- **Extracted data**
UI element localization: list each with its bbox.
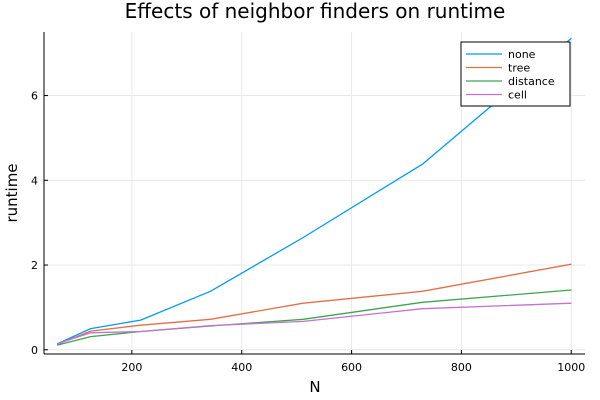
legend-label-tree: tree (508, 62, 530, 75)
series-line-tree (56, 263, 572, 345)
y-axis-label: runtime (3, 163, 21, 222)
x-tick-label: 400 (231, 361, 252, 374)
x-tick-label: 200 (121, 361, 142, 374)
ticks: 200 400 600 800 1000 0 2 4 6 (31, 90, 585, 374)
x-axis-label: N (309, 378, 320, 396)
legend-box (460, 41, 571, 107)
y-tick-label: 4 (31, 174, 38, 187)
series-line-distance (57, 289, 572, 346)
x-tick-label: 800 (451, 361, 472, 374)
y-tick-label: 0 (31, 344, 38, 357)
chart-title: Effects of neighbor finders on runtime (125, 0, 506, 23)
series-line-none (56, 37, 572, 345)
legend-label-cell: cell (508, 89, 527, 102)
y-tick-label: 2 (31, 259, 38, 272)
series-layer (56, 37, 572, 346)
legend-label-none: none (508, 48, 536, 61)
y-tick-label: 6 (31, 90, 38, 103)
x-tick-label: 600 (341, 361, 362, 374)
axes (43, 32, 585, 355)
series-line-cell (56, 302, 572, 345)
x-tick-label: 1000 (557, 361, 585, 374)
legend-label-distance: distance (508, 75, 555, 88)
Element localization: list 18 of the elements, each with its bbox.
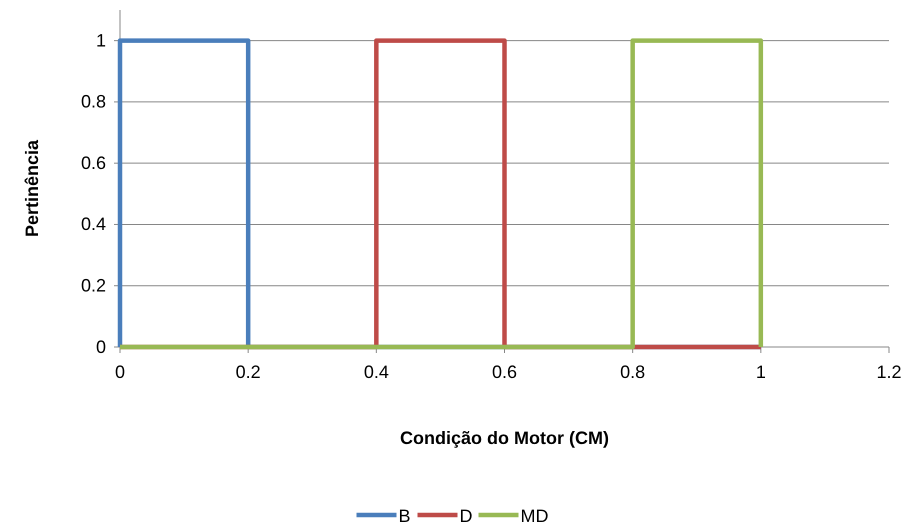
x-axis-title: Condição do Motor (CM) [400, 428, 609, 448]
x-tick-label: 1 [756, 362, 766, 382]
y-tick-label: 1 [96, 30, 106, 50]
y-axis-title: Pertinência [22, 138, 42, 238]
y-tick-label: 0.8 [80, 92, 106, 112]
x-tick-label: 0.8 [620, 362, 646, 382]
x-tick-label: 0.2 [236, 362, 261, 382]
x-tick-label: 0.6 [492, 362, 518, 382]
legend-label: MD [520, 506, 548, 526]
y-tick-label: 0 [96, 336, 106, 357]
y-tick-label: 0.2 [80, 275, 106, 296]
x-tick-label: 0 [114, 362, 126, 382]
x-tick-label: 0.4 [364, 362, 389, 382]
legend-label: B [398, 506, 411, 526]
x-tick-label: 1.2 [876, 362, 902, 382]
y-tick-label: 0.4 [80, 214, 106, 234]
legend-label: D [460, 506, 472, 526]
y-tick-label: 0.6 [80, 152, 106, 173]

- **Given task**
Please rewrite all of the material above as a numbered list, leaving out blank lines and the picture markers.

- **Answer below**
1. UI element localization: list each with its bbox.
2. legend-label-tree: tree (508, 62, 530, 75)
3. series-line-tree (56, 263, 572, 345)
4. y-axis-label: runtime (3, 163, 21, 222)
5. x-tick-label: 400 (231, 361, 252, 374)
6. x-tick-label: 200 (121, 361, 142, 374)
7. ticks: 200 400 600 800 1000 0 2 4 6 (31, 90, 585, 374)
8. x-axis-label: N (309, 378, 320, 396)
9. legend-box (460, 41, 571, 107)
10. y-tick-label: 4 (31, 174, 38, 187)
11. series-line-distance (57, 289, 572, 346)
12. x-tick-label: 800 (451, 361, 472, 374)
13. y-tick-label: 0 (31, 344, 38, 357)
14. chart-title: Effects of neighbor finders on runtime (125, 0, 506, 23)
15. series-line-none (56, 37, 572, 345)
16. legend-label-cell: cell (508, 89, 527, 102)
17. y-tick-label: 2 (31, 259, 38, 272)
18. series-layer (56, 37, 572, 346)
19. legend-label-none: none (508, 48, 536, 61)
20. y-tick-label: 6 (31, 90, 38, 103)
21. x-tick-label: 600 (341, 361, 362, 374)
22. axes (43, 32, 585, 355)
23. series-line-cell (56, 302, 572, 345)
24. x-tick-label: 1000 (557, 361, 585, 374)
25. legend-label-distance: distance (508, 75, 555, 88)
26. Element localization: list 18 of the elements, each with its bbox.
27. x-axis-title: Condição do Motor (CM) [400, 428, 609, 448]
28. x-tick-label: 1 [756, 362, 766, 382]
29. y-tick-label: 1 [96, 30, 106, 50]
30. y-axis-title: Pertinência [22, 138, 42, 238]
31. y-tick-label: 0.8 [80, 92, 106, 112]
32. x-tick-label: 0.8 [620, 362, 646, 382]
33. x-tick-label: 0.2 [236, 362, 261, 382]
34. x-tick-label: 0.6 [492, 362, 518, 382]
35. legend-label: MD [520, 506, 548, 526]
36. y-tick-label: 0 [96, 336, 106, 357]
37. y-tick-label: 0.2 [80, 275, 106, 296]
38. x-tick-label: 0 [114, 362, 126, 382]
39. x-tick-label: 0.4 [364, 362, 389, 382]
40. legend-label: B [398, 506, 411, 526]
41. x-tick-label: 1.2 [876, 362, 902, 382]
42. y-tick-label: 0.4 [80, 214, 106, 234]
43. legend-label: D [460, 506, 472, 526]
44. y-tick-label: 0.6 [80, 152, 106, 173]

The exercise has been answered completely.